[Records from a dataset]
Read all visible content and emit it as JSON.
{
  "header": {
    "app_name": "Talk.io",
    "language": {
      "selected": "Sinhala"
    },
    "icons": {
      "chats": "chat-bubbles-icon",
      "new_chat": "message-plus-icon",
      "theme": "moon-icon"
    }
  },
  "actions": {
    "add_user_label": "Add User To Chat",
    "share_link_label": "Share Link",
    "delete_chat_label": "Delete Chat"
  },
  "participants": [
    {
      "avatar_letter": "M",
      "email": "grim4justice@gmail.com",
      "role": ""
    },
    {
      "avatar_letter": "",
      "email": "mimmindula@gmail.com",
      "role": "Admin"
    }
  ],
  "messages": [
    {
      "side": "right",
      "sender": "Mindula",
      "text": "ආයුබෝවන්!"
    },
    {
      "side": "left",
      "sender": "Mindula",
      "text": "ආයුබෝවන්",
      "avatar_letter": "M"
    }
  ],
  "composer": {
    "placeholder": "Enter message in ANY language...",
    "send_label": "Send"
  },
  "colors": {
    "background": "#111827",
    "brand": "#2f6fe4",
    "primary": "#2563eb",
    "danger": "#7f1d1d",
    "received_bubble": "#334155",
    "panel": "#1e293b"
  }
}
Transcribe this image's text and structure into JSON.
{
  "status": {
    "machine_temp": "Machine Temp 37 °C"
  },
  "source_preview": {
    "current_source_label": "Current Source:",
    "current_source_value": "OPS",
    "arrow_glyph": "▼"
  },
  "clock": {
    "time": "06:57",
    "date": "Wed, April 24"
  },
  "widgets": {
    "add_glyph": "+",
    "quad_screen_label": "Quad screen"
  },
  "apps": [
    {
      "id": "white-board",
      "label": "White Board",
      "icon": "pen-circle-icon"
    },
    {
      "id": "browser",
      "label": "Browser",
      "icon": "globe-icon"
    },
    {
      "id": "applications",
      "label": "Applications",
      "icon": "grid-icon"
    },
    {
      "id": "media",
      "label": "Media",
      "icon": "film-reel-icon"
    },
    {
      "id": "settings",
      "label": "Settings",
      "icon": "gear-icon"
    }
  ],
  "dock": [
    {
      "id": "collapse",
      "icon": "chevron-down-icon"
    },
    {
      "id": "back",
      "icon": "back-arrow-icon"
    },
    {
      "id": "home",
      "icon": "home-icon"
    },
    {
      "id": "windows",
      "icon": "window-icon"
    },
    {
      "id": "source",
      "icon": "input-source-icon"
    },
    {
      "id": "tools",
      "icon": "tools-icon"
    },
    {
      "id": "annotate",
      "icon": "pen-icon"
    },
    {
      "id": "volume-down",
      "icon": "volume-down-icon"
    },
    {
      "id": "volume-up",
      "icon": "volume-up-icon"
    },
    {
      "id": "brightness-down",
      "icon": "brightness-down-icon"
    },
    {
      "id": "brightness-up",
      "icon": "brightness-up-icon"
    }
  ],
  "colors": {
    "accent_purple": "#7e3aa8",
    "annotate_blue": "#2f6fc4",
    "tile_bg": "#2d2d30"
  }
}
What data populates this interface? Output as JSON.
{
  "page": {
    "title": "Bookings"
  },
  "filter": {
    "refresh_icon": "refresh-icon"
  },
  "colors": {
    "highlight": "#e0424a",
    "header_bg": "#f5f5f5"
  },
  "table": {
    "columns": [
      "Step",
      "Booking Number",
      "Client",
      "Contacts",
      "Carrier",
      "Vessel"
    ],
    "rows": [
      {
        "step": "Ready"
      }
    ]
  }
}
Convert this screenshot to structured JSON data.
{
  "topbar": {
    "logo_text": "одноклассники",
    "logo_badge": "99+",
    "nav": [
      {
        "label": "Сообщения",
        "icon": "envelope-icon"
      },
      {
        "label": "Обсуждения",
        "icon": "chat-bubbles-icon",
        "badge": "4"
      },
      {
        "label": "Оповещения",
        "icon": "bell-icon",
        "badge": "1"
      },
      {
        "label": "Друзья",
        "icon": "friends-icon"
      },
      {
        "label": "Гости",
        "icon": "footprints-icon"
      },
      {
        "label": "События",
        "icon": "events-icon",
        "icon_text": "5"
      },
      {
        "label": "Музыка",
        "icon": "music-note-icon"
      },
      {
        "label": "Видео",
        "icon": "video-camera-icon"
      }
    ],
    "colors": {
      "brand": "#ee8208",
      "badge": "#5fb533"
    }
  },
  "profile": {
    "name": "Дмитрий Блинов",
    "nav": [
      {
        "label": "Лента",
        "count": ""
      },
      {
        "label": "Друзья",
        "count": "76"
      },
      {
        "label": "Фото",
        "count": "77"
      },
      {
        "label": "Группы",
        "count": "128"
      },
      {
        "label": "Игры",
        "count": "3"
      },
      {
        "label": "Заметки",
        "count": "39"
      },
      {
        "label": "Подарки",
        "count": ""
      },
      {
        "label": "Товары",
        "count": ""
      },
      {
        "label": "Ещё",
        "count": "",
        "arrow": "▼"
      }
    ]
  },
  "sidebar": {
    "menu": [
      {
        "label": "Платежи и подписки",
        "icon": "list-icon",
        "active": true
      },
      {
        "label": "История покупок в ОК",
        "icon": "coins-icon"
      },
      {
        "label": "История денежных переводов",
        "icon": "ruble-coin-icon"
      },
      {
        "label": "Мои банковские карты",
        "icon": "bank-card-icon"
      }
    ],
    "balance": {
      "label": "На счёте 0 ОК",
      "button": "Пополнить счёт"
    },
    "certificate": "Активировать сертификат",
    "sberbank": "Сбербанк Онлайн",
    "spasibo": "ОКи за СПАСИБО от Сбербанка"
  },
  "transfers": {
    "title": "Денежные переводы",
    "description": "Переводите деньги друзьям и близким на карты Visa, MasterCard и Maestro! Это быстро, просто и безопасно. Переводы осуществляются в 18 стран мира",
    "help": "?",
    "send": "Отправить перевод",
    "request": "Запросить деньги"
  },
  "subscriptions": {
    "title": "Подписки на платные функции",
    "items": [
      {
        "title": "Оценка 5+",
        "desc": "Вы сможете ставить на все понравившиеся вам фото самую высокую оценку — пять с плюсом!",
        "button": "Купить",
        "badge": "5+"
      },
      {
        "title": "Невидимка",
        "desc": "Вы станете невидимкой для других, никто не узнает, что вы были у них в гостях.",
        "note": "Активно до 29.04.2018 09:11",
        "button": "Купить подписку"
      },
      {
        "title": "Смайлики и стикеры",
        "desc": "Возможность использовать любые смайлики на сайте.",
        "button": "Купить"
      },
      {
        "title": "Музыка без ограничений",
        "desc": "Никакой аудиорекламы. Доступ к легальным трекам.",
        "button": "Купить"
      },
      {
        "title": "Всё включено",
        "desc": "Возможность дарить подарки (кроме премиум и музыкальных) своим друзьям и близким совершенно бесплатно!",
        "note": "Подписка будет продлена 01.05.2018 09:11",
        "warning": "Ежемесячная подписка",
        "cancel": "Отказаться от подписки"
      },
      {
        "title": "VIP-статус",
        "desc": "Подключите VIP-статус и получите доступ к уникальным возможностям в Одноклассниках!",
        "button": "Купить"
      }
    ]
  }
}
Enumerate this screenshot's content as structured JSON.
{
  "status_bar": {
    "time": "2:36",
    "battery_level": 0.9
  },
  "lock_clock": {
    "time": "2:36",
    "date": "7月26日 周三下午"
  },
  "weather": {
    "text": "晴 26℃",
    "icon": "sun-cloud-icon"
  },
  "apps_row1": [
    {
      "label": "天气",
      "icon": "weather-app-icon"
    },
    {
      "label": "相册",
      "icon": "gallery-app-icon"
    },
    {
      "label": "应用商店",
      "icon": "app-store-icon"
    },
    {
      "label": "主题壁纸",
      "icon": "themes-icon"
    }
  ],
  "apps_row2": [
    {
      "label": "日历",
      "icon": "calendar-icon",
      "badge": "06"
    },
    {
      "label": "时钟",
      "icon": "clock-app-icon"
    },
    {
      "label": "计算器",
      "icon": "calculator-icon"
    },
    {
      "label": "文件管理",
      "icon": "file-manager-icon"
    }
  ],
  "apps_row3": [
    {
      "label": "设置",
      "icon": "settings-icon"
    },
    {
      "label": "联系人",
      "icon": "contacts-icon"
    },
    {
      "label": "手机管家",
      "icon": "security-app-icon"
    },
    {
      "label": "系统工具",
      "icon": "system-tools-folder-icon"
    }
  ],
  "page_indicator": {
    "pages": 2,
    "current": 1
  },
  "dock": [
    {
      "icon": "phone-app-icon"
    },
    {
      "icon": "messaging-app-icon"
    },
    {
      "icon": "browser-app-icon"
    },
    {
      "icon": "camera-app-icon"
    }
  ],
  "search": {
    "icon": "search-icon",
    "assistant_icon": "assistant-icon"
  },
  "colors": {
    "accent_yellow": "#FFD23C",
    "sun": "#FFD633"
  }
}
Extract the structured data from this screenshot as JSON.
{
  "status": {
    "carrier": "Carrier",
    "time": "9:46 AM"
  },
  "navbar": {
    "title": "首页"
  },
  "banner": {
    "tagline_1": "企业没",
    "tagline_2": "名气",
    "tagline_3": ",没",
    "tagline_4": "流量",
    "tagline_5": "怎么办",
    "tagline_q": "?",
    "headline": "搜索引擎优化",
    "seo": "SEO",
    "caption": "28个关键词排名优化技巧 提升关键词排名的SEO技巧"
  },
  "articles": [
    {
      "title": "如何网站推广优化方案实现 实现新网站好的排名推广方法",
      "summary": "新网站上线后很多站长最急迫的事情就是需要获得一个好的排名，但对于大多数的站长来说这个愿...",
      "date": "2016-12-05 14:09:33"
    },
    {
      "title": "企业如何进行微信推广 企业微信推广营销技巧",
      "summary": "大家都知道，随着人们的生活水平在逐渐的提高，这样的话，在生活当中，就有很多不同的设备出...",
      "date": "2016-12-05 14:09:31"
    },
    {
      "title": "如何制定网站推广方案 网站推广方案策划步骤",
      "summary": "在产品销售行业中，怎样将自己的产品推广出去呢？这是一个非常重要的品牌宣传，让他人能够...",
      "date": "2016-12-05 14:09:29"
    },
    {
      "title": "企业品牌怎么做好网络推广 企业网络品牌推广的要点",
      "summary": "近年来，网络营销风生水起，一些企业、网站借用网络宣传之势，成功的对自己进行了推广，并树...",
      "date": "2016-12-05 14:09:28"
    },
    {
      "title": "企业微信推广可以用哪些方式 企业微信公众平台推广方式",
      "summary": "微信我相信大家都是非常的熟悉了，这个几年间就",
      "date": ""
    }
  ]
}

■ Aim:
From the listing above, pick out every line containing "time".

■ Result for this task:
    "time": "06:57",
    "time": "2:36",
    "time": "2:36",
    "time": "9:46 AM"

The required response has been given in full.